Items from a dataset:
+ + + + + + +

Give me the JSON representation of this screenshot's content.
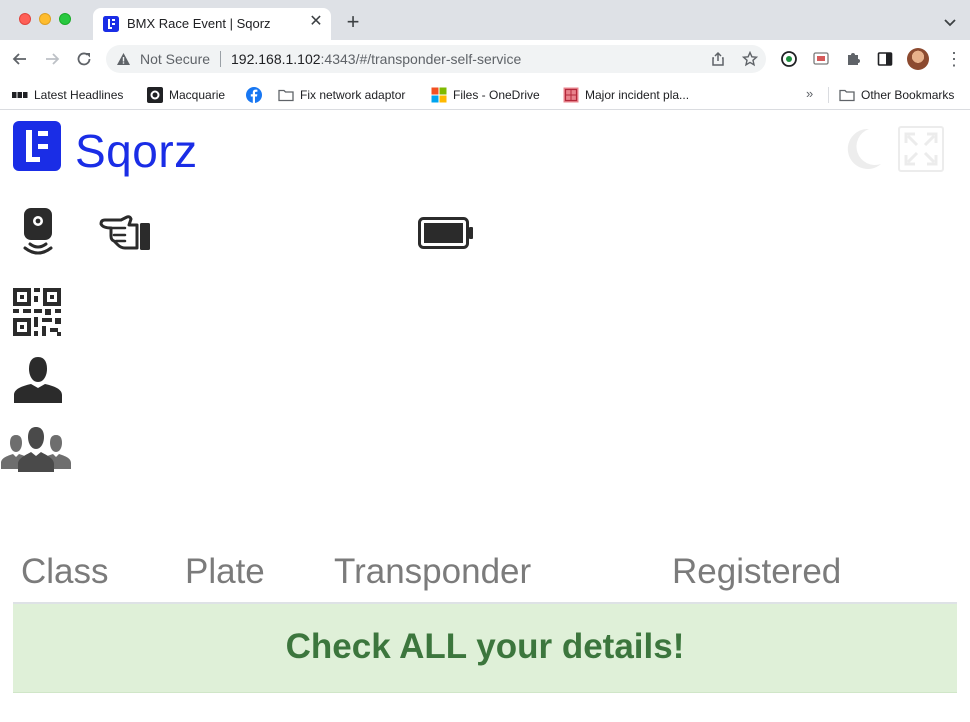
{
  "browser": {
    "tab_title": "BMX Race Event | Sqorz",
    "security_label": "Not Secure",
    "url_host": "192.168.1.102",
    "url_rest": ":4343/#/transponder-self-service",
    "bookmarks": [
      {
        "label": "Latest Headlines",
        "icon": "bbc-icon"
      },
      {
        "label": "Macquarie",
        "icon": "macquarie-icon"
      },
      {
        "label": "",
        "icon": "facebook-icon"
      },
      {
        "label": "Fix network adaptor",
        "icon": "folder-icon"
      },
      {
        "label": "Files - OneDrive",
        "icon": "microsoft-icon"
      },
      {
        "label": "Major incident pla...",
        "icon": "page-icon"
      }
    ],
    "other_bookmarks": "Other Bookmarks"
  },
  "app": {
    "brand": "Sqorz",
    "colors": {
      "brand": "#1a2de6",
      "alert_bg": "#dff0d8",
      "alert_text": "#3c763d",
      "header_text": "#7b7b7b"
    }
  },
  "table": {
    "headers": [
      "Class",
      "Plate",
      "Transponder",
      "Registered"
    ]
  },
  "alert": {
    "message": "Check ALL your details!"
  }
}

+ + + + + + +

Your objective: Pictures are not part of the copy; reproduce everything else in the records exactly.

Answer to this task:
Give me the JSON representation of this screenshot's content.
{
  "browser": {
    "tab_title": "BMX Race Event | Sqorz",
    "security_label": "Not Secure",
    "url_host": "192.168.1.102",
    "url_rest": ":4343/#/transponder-self-service",
    "bookmarks": [
      {
        "label": "Latest Headlines",
        "icon": "bbc-icon"
      },
      {
        "label": "Macquarie",
        "icon": "macquarie-icon"
      },
      {
        "label": "",
        "icon": "facebook-icon"
      },
      {
        "label": "Fix network adaptor",
        "icon": "folder-icon"
      },
      {
        "label": "Files - OneDrive",
        "icon": "microsoft-icon"
      },
      {
        "label": "Major incident pla...",
        "icon": "page-icon"
      }
    ],
    "other_bookmarks": "Other Bookmarks"
  },
  "app": {
    "brand": "Sqorz",
    "colors": {
      "brand": "#1a2de6",
      "alert_bg": "#dff0d8",
      "alert_text": "#3c763d",
      "header_text": "#7b7b7b"
    }
  },
  "table": {
    "headers": [
      "Class",
      "Plate",
      "Transponder",
      "Registered"
    ]
  },
  "alert": {
    "message": "Check ALL your details!"
  }
}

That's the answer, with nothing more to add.